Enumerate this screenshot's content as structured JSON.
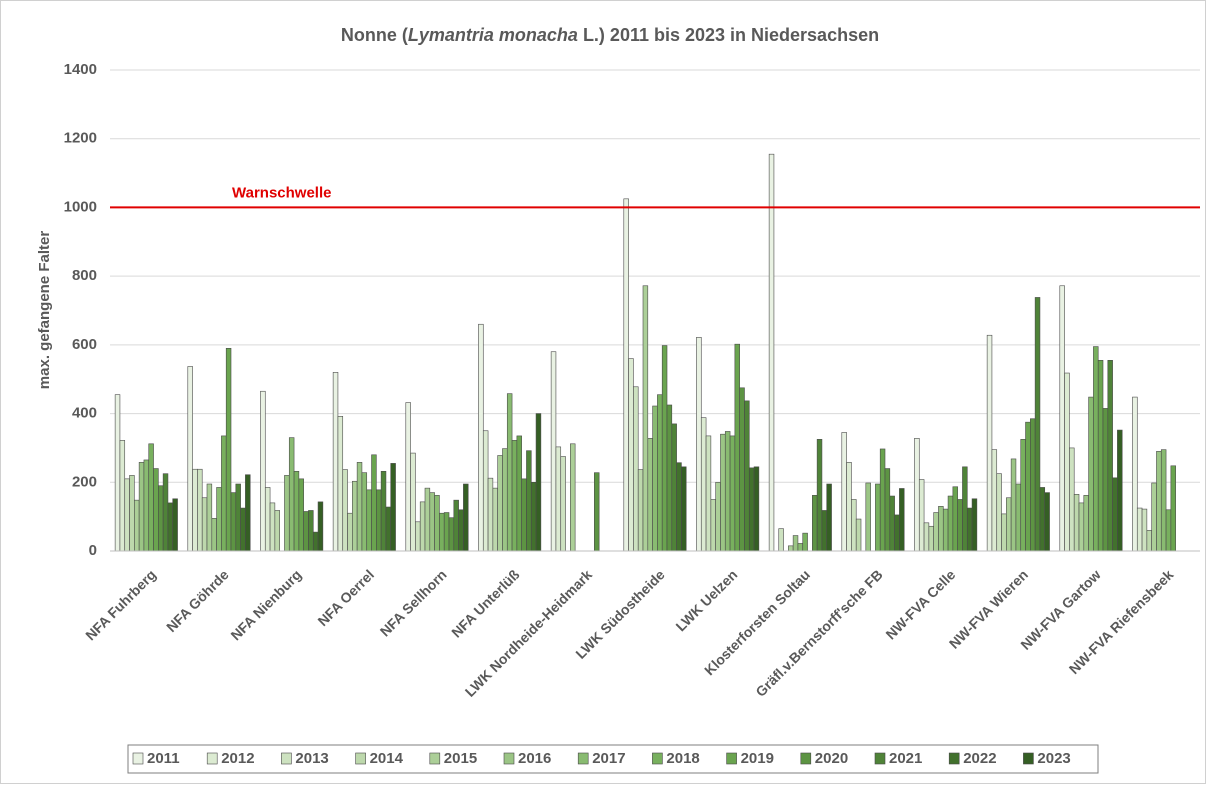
{
  "chart_data": {
    "type": "bar",
    "title_parts": [
      "Nonne (",
      "Lymantria  monacha",
      " L.) 2011 bis 2023 in Niedersachsen"
    ],
    "y_label": "max. gefangene Falter",
    "categories": [
      "NFA Fuhrberg",
      "NFA Göhrde",
      "NFA Nienburg",
      "NFA Oerrel",
      "NFA Sellhorn",
      "NFA Unterlüß",
      "LWK Nordheide-Heidmark",
      "LWK Südostheide",
      "LWK Uelzen",
      "Klosterforsten Soltau",
      "Gräfl.v.Bernstorff'sche FB",
      "NW-FVA  Celle",
      "NW-FVA Wieren",
      "NW-FVA Gartow",
      "NW-FVA Riefensbeek"
    ],
    "series": [
      {
        "name": "2011",
        "color": "#e9f2e3",
        "values": [
          455,
          537,
          465,
          520,
          432,
          660,
          580,
          1025,
          622,
          1155,
          345,
          328,
          628,
          772,
          448
        ]
      },
      {
        "name": "2012",
        "color": "#dcebd2",
        "values": [
          322,
          238,
          185,
          392,
          285,
          350,
          303,
          560,
          388,
          null,
          258,
          208,
          295,
          518,
          125
        ]
      },
      {
        "name": "2013",
        "color": "#cde2c0",
        "values": [
          210,
          238,
          140,
          237,
          85,
          212,
          275,
          478,
          335,
          65,
          150,
          82,
          225,
          300,
          122
        ]
      },
      {
        "name": "2014",
        "color": "#bdd8ac",
        "values": [
          220,
          155,
          118,
          110,
          143,
          183,
          null,
          237,
          150,
          null,
          93,
          72,
          108,
          165,
          60
        ]
      },
      {
        "name": "2015",
        "color": "#accf98",
        "values": [
          148,
          195,
          null,
          203,
          183,
          278,
          312,
          772,
          200,
          15,
          null,
          112,
          155,
          140,
          198
        ]
      },
      {
        "name": "2016",
        "color": "#9bc585",
        "values": [
          258,
          95,
          220,
          258,
          170,
          298,
          null,
          328,
          340,
          45,
          198,
          130,
          268,
          162,
          290
        ]
      },
      {
        "name": "2017",
        "color": "#89bb71",
        "values": [
          265,
          185,
          330,
          228,
          162,
          458,
          null,
          422,
          348,
          22,
          null,
          122,
          195,
          448,
          295
        ]
      },
      {
        "name": "2018",
        "color": "#78b05e",
        "values": [
          312,
          335,
          232,
          178,
          110,
          322,
          null,
          455,
          335,
          52,
          195,
          160,
          325,
          595,
          120
        ]
      },
      {
        "name": "2019",
        "color": "#6aa44f",
        "values": [
          240,
          590,
          210,
          280,
          112,
          335,
          null,
          598,
          602,
          null,
          297,
          187,
          375,
          555,
          248
        ]
      },
      {
        "name": "2020",
        "color": "#5d9443",
        "values": [
          190,
          170,
          115,
          178,
          97,
          210,
          228,
          425,
          475,
          162,
          240,
          150,
          385,
          415,
          null
        ]
      },
      {
        "name": "2021",
        "color": "#4f8338",
        "values": [
          225,
          195,
          118,
          232,
          148,
          292,
          null,
          370,
          437,
          325,
          160,
          245,
          738,
          555,
          null
        ]
      },
      {
        "name": "2022",
        "color": "#42712d",
        "values": [
          140,
          125,
          55,
          128,
          120,
          200,
          null,
          257,
          242,
          118,
          105,
          125,
          185,
          213,
          null
        ]
      },
      {
        "name": "2023",
        "color": "#355f24",
        "values": [
          152,
          222,
          143,
          255,
          195,
          400,
          null,
          245,
          245,
          195,
          182,
          152,
          170,
          352,
          null
        ]
      }
    ],
    "ylim": [
      0,
      1400
    ],
    "yticks": [
      0,
      200,
      400,
      600,
      800,
      1000,
      1200,
      1400
    ],
    "grid": true,
    "threshold": {
      "value": 1000,
      "label": "Warnschwelle",
      "color": "#e00000"
    }
  }
}
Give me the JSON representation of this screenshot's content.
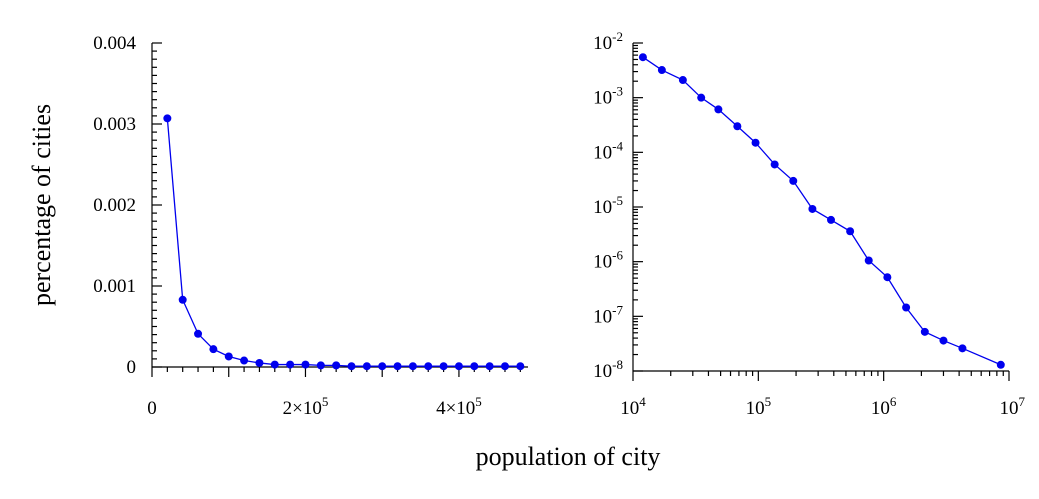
{
  "chart_data": [
    {
      "type": "line",
      "xscale": "linear",
      "yscale": "linear",
      "xlim": [
        0,
        490000
      ],
      "ylim": [
        0,
        0.004
      ],
      "xticks": [
        0,
        200000,
        400000
      ],
      "xtick_labels": [
        "0",
        "2×10",
        "4×10"
      ],
      "xtick_exponents": [
        "",
        "5",
        "5"
      ],
      "yticks": [
        0,
        0.001,
        0.002,
        0.003,
        0.004
      ],
      "ytick_labels": [
        "0",
        "0.001",
        "0.002",
        "0.003",
        "0.004"
      ],
      "ylabel": "percentage of cities",
      "series": [
        {
          "color": "#0000ee",
          "x": [
            20000,
            40000,
            60000,
            80000,
            100000,
            120000,
            140000,
            160000,
            180000,
            200000,
            220000,
            240000,
            260000,
            280000,
            300000,
            320000,
            340000,
            360000,
            380000,
            400000,
            420000,
            440000,
            460000,
            480000
          ],
          "y": [
            0.00307,
            0.00083,
            0.00041,
            0.00022,
            0.00013,
            8e-05,
            5e-05,
            3e-05,
            3e-05,
            3e-05,
            2e-05,
            2e-05,
            1e-05,
            1e-05,
            1e-05,
            1e-05,
            1e-05,
            1e-05,
            1e-05,
            1e-05,
            1e-05,
            1e-05,
            1e-05,
            1e-05
          ]
        }
      ]
    },
    {
      "type": "line",
      "xscale": "log",
      "yscale": "log",
      "xlim": [
        10000,
        10000000
      ],
      "ylim": [
        1e-08,
        0.01
      ],
      "xtick_labels": [
        "10",
        "10",
        "10",
        "10"
      ],
      "xtick_exponents": [
        "4",
        "5",
        "6",
        "7"
      ],
      "ytick_labels": [
        "10",
        "10",
        "10",
        "10",
        "10",
        "10",
        "10"
      ],
      "ytick_exponents": [
        "-2",
        "-3",
        "-4",
        "-5",
        "-6",
        "-7",
        "-8"
      ],
      "series": [
        {
          "color": "#0000ee",
          "x": [
            12000,
            17000,
            25000,
            35000,
            48000,
            68000,
            95000,
            135000,
            190000,
            270000,
            380000,
            540000,
            760000,
            1070000,
            1510000,
            2130000,
            3000000,
            4250000,
            8600000
          ],
          "y": [
            0.0055,
            0.0032,
            0.0021,
            0.001,
            0.00061,
            0.0003,
            0.00015,
            6e-05,
            3e-05,
            9.2e-06,
            5.8e-06,
            3.6e-06,
            1.05e-06,
            5.2e-07,
            1.45e-07,
            5.2e-08,
            3.6e-08,
            2.6e-08,
            1.3e-08
          ]
        }
      ]
    }
  ],
  "xlabel": "population of city"
}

---

Instructions for the task: From the listing, extract all text exactly as given and drop any picture.

Written answer:
Enumerate this screenshot's content as structured JSON.
{
  "chart_data": {
    "type": "bar",
    "title_parts": [
      "Nonne (",
      "Lymantria  monacha",
      " L.) 2011 bis 2023 in Niedersachsen"
    ],
    "y_label": "max. gefangene Falter",
    "categories": [
      "NFA Fuhrberg",
      "NFA Göhrde",
      "NFA Nienburg",
      "NFA Oerrel",
      "NFA Sellhorn",
      "NFA Unterlüß",
      "LWK Nordheide-Heidmark",
      "LWK Südostheide",
      "LWK Uelzen",
      "Klosterforsten Soltau",
      "Gräfl.v.Bernstorff'sche FB",
      "NW-FVA  Celle",
      "NW-FVA Wieren",
      "NW-FVA Gartow",
      "NW-FVA Riefensbeek"
    ],
    "series": [
      {
        "name": "2011",
        "color": "#e9f2e3",
        "values": [
          455,
          537,
          465,
          520,
          432,
          660,
          580,
          1025,
          622,
          1155,
          345,
          328,
          628,
          772,
          448
        ]
      },
      {
        "name": "2012",
        "color": "#dcebd2",
        "values": [
          322,
          238,
          185,
          392,
          285,
          350,
          303,
          560,
          388,
          null,
          258,
          208,
          295,
          518,
          125
        ]
      },
      {
        "name": "2013",
        "color": "#cde2c0",
        "values": [
          210,
          238,
          140,
          237,
          85,
          212,
          275,
          478,
          335,
          65,
          150,
          82,
          225,
          300,
          122
        ]
      },
      {
        "name": "2014",
        "color": "#bdd8ac",
        "values": [
          220,
          155,
          118,
          110,
          143,
          183,
          null,
          237,
          150,
          null,
          93,
          72,
          108,
          165,
          60
        ]
      },
      {
        "name": "2015",
        "color": "#accf98",
        "values": [
          148,
          195,
          null,
          203,
          183,
          278,
          312,
          772,
          200,
          15,
          null,
          112,
          155,
          140,
          198
        ]
      },
      {
        "name": "2016",
        "color": "#9bc585",
        "values": [
          258,
          95,
          220,
          258,
          170,
          298,
          null,
          328,
          340,
          45,
          198,
          130,
          268,
          162,
          290
        ]
      },
      {
        "name": "2017",
        "color": "#89bb71",
        "values": [
          265,
          185,
          330,
          228,
          162,
          458,
          null,
          422,
          348,
          22,
          null,
          122,
          195,
          448,
          295
        ]
      },
      {
        "name": "2018",
        "color": "#78b05e",
        "values": [
          312,
          335,
          232,
          178,
          110,
          322,
          null,
          455,
          335,
          52,
          195,
          160,
          325,
          595,
          120
        ]
      },
      {
        "name": "2019",
        "color": "#6aa44f",
        "values": [
          240,
          590,
          210,
          280,
          112,
          335,
          null,
          598,
          602,
          null,
          297,
          187,
          375,
          555,
          248
        ]
      },
      {
        "name": "2020",
        "color": "#5d9443",
        "values": [
          190,
          170,
          115,
          178,
          97,
          210,
          228,
          425,
          475,
          162,
          240,
          150,
          385,
          415,
          null
        ]
      },
      {
        "name": "2021",
        "color": "#4f8338",
        "values": [
          225,
          195,
          118,
          232,
          148,
          292,
          null,
          370,
          437,
          325,
          160,
          245,
          738,
          555,
          null
        ]
      },
      {
        "name": "2022",
        "color": "#42712d",
        "values": [
          140,
          125,
          55,
          128,
          120,
          200,
          null,
          257,
          242,
          118,
          105,
          125,
          185,
          213,
          null
        ]
      },
      {
        "name": "2023",
        "color": "#355f24",
        "values": [
          152,
          222,
          143,
          255,
          195,
          400,
          null,
          245,
          245,
          195,
          182,
          152,
          170,
          352,
          null
        ]
      }
    ],
    "ylim": [
      0,
      1400
    ],
    "yticks": [
      0,
      200,
      400,
      600,
      800,
      1000,
      1200,
      1400
    ],
    "grid": true,
    "threshold": {
      "value": 1000,
      "label": "Warnschwelle",
      "color": "#e00000"
    }
  }
}
Give me the JSON representation of this screenshot's content.
{
  "chart_data": [
    {
      "type": "line",
      "xscale": "linear",
      "yscale": "linear",
      "xlim": [
        0,
        490000
      ],
      "ylim": [
        0,
        0.004
      ],
      "xticks": [
        0,
        200000,
        400000
      ],
      "xtick_labels": [
        "0",
        "2×10",
        "4×10"
      ],
      "xtick_exponents": [
        "",
        "5",
        "5"
      ],
      "yticks": [
        0,
        0.001,
        0.002,
        0.003,
        0.004
      ],
      "ytick_labels": [
        "0",
        "0.001",
        "0.002",
        "0.003",
        "0.004"
      ],
      "ylabel": "percentage of cities",
      "series": [
        {
          "color": "#0000ee",
          "x": [
            20000,
            40000,
            60000,
            80000,
            100000,
            120000,
            140000,
            160000,
            180000,
            200000,
            220000,
            240000,
            260000,
            280000,
            300000,
            320000,
            340000,
            360000,
            380000,
            400000,
            420000,
            440000,
            460000,
            480000
          ],
          "y": [
            0.00307,
            0.00083,
            0.00041,
            0.00022,
            0.00013,
            8e-05,
            5e-05,
            3e-05,
            3e-05,
            3e-05,
            2e-05,
            2e-05,
            1e-05,
            1e-05,
            1e-05,
            1e-05,
            1e-05,
            1e-05,
            1e-05,
            1e-05,
            1e-05,
            1e-05,
            1e-05,
            1e-05
          ]
        }
      ]
    },
    {
      "type": "line",
      "xscale": "log",
      "yscale": "log",
      "xlim": [
        10000,
        10000000
      ],
      "ylim": [
        1e-08,
        0.01
      ],
      "xtick_labels": [
        "10",
        "10",
        "10",
        "10"
      ],
      "xtick_exponents": [
        "4",
        "5",
        "6",
        "7"
      ],
      "ytick_labels": [
        "10",
        "10",
        "10",
        "10",
        "10",
        "10",
        "10"
      ],
      "ytick_exponents": [
        "-2",
        "-3",
        "-4",
        "-5",
        "-6",
        "-7",
        "-8"
      ],
      "series": [
        {
          "color": "#0000ee",
          "x": [
            12000,
            17000,
            25000,
            35000,
            48000,
            68000,
            95000,
            135000,
            190000,
            270000,
            380000,
            540000,
            760000,
            1070000,
            1510000,
            2130000,
            3000000,
            4250000,
            8600000
          ],
          "y": [
            0.0055,
            0.0032,
            0.0021,
            0.001,
            0.00061,
            0.0003,
            0.00015,
            6e-05,
            3e-05,
            9.2e-06,
            5.8e-06,
            3.6e-06,
            1.05e-06,
            5.2e-07,
            1.45e-07,
            5.2e-08,
            3.6e-08,
            2.6e-08,
            1.3e-08
          ]
        }
      ]
    }
  ],
  "xlabel": "population of city"
}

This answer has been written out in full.